Instructions for the task: Search the material for the word "this" and report each line where it turns up.

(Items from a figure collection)
_ _ _ _
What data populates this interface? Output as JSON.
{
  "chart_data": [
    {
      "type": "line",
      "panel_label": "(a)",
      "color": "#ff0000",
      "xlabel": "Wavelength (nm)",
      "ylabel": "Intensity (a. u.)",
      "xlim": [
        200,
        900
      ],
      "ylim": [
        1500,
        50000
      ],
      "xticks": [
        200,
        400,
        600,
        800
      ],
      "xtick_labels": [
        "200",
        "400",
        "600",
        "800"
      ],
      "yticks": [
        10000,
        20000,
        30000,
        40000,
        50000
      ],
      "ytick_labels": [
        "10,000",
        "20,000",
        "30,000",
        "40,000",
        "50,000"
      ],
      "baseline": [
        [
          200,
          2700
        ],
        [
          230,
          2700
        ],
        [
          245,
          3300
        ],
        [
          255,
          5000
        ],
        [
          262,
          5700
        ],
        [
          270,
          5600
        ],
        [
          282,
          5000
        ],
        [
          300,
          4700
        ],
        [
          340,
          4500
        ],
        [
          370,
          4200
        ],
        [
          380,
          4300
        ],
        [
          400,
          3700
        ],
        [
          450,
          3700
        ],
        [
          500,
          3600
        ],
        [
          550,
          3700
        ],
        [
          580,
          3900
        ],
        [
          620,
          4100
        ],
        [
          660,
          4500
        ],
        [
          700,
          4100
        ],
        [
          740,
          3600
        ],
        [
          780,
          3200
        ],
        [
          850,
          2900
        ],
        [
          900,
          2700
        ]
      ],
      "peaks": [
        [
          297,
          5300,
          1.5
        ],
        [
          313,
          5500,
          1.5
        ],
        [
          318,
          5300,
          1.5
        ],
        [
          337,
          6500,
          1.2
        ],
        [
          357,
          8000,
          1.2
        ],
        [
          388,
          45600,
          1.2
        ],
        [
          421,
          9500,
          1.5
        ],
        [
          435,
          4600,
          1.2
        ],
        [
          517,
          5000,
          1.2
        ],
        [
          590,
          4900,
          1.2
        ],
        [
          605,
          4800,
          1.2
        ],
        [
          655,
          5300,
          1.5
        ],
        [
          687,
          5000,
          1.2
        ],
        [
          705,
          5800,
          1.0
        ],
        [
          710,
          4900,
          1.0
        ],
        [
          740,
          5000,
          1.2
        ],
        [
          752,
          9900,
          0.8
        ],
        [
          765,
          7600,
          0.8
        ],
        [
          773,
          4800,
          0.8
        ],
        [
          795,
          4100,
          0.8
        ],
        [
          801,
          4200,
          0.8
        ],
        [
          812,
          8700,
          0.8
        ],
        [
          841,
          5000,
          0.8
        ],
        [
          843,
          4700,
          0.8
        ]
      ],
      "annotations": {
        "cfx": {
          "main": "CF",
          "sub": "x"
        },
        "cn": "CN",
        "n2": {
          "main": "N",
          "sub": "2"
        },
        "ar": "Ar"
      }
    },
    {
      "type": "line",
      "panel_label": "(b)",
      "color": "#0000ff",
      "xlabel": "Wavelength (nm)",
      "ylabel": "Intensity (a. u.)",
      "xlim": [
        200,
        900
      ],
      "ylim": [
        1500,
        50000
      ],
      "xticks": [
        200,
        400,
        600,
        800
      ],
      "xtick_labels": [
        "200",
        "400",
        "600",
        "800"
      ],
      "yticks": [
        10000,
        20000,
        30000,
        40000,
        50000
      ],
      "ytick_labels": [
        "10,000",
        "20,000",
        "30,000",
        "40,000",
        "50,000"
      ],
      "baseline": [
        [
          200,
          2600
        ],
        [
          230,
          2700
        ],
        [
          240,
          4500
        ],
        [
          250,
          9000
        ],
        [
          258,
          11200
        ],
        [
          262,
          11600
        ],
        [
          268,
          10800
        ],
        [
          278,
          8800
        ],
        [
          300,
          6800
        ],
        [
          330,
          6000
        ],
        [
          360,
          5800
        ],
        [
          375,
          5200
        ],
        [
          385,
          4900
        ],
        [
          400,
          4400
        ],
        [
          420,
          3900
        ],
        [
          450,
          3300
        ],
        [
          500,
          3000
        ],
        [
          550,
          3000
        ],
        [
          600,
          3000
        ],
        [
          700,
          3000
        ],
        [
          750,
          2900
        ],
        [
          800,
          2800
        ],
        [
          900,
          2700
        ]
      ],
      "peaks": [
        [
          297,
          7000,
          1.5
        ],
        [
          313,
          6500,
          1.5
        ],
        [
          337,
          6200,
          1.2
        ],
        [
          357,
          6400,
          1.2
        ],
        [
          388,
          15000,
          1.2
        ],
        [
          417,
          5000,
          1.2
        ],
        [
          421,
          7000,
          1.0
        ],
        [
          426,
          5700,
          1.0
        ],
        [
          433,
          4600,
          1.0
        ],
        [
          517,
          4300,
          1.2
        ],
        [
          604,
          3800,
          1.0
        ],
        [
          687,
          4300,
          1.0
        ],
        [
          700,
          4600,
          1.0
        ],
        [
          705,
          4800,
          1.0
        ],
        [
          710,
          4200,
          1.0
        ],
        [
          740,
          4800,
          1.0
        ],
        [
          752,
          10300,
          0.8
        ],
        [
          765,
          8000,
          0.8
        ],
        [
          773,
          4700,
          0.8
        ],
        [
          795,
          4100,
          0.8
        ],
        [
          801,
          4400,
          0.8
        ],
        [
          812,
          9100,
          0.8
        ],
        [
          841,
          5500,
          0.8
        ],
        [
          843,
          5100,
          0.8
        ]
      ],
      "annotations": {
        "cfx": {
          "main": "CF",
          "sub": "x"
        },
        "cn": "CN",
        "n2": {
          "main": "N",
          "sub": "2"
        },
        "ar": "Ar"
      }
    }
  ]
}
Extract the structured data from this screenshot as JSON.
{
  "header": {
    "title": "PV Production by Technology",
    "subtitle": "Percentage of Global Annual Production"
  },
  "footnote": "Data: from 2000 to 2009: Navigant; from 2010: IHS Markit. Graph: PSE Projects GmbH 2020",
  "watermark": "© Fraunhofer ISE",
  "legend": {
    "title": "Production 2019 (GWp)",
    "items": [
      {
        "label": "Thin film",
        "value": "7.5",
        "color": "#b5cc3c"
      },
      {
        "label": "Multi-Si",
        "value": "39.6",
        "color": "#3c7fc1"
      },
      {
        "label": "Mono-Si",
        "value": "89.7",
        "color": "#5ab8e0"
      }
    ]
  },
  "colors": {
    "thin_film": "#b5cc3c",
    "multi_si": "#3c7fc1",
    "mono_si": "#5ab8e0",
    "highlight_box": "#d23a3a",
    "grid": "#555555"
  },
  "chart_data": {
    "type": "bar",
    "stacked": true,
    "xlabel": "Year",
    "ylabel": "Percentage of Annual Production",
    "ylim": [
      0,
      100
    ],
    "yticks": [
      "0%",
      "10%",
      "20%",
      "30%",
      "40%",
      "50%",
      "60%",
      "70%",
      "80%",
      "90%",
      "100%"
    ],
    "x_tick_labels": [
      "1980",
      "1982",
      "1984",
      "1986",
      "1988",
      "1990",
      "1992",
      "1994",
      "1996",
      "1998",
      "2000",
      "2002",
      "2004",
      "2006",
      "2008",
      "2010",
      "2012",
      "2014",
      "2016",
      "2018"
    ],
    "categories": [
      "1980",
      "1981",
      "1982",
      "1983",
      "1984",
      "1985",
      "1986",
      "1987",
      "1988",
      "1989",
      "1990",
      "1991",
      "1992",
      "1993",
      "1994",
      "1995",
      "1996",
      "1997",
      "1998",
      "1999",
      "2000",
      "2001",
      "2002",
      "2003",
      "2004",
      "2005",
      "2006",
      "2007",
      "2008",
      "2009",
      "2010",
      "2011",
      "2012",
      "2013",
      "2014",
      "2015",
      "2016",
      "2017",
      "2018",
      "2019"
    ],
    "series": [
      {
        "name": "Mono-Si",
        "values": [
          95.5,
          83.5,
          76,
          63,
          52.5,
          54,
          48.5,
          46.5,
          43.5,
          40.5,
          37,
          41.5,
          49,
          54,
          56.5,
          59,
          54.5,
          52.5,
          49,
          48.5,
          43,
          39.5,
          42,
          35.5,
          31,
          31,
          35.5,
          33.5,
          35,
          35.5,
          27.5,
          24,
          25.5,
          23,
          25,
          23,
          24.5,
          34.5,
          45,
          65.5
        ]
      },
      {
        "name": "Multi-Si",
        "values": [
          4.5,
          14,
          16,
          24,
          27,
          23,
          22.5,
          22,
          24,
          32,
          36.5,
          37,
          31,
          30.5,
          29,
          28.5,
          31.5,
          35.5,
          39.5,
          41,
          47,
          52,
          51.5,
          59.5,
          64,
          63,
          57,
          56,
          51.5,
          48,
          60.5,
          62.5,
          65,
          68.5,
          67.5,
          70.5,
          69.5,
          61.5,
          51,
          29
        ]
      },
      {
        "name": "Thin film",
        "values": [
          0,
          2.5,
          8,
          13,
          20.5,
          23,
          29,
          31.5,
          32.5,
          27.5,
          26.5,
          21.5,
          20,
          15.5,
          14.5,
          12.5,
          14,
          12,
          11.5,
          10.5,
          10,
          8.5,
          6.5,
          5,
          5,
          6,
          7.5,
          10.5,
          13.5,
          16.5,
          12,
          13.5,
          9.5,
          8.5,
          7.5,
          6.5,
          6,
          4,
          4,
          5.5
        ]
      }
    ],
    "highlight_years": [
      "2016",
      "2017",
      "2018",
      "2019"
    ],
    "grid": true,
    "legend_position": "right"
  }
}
_ _ _ _
Complete answer:
What data populates this interface? Output as JSON.
Extract the structured data from this screenshot as JSON.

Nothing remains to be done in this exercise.